• _JOB_
Pick out the lines below that contain the string "this" and copy them all.

• _ENTRIES PROVIDED_
____
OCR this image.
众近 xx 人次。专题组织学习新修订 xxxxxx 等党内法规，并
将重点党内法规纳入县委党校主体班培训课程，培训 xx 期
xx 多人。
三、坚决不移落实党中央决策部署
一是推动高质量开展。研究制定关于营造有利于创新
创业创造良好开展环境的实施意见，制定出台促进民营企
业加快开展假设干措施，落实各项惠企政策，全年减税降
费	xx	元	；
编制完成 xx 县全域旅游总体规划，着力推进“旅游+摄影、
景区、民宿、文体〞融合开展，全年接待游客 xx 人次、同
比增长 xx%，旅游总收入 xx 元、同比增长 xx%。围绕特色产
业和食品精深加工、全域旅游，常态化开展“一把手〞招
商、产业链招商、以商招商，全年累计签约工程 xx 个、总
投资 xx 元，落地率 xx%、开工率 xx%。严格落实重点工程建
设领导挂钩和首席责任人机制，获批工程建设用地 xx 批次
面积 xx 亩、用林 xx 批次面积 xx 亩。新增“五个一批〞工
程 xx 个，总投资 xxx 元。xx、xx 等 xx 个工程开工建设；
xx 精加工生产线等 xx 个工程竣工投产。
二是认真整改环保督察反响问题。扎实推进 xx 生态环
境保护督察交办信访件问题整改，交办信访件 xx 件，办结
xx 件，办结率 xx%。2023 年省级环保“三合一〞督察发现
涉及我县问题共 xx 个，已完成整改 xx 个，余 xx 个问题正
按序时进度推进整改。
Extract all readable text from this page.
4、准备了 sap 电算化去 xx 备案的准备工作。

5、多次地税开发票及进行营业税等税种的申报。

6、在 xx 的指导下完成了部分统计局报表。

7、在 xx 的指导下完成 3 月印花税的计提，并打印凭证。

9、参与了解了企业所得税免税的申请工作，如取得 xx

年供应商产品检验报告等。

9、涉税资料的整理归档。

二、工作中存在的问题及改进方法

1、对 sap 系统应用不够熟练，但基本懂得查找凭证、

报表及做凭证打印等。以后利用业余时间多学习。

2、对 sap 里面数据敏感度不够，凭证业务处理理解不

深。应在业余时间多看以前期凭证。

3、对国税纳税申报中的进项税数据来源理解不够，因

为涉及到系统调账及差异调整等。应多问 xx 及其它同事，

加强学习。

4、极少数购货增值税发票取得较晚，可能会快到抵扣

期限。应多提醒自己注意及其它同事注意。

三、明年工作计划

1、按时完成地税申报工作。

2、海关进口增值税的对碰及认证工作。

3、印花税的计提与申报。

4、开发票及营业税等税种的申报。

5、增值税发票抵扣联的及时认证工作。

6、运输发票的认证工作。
____
• _SOLUTION_
OCR this image.
Extract all readable text from this page.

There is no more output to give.